▸ WHAT YOU SHOULD DO
Transcribe the records underneath word for word, and leave no line out.

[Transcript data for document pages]
--- START ---
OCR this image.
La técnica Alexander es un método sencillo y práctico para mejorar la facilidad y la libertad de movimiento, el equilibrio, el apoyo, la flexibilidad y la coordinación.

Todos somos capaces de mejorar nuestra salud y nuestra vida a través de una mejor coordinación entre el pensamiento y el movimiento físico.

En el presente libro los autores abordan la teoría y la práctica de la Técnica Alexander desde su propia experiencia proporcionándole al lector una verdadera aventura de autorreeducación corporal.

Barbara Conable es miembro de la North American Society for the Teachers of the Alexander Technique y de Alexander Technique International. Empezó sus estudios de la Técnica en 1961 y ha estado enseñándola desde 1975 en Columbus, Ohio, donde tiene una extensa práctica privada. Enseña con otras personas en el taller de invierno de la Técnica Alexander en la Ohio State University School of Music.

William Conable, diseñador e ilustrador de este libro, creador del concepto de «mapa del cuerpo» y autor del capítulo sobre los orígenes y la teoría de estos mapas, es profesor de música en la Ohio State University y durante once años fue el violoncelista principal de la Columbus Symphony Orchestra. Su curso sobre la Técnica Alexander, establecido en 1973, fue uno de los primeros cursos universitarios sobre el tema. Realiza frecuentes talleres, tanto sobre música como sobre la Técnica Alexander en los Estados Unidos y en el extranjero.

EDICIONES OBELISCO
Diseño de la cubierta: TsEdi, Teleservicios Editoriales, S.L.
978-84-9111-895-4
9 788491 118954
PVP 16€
--- END ---
▸ PROBLEM SOLUTION
OCR this image.
La técnica Alexander es un método sencillo y práctico para mejorar la facilidad y la libertad de movimiento, el equilibrio, el apoyo, la flexibilidad y la coordinación.

Todos somos capaces de mejorar nuestra salud y nuestra vida a través de una mejor coordinación entre el pensamiento y el movimiento físico.

En el presente libro los autores abordan la teoría y la práctica de la Técnica Alexander desde su propia experiencia proporcionándole al lector una verdadera aventura de autorreeducación corporal.

Barbara Conable es miembro de la North American Society for the Teachers of the Alexander Technique y de Alexander Technique International. Empezó sus estudios de la Técnica en 1961 y ha estado enseñándola desde 1975 en Columbus, Ohio, donde tiene una extensa práctica privada. Enseña con otras personas en el taller de invierno de la Técnica Alexander en la Ohio State University School of Music.

William Conable, diseñador e ilustrador de este libro, creador del concepto de «mapa del cuerpo» y autor del capítulo sobre los orígenes y la teoría de estos mapas, es profesor de música en la Ohio State University y durante once años fue el violoncelista principal de la Columbus Symphony Orchestra. Su curso sobre la Técnica Alexander, establecido en 1973, fue uno de los primeros cursos universitarios sobre el tema. Realiza frecuentes talleres, tanto sobre música como sobre la Técnica Alexander en los Estados Unidos y en el extranjero.

EDICIONES OBELISCO
Diseño de la cubierta: TsEdi, Teleservicios Editoriales, S.L.
978-84-9111-895-4
9 788491 118954
PVP 16€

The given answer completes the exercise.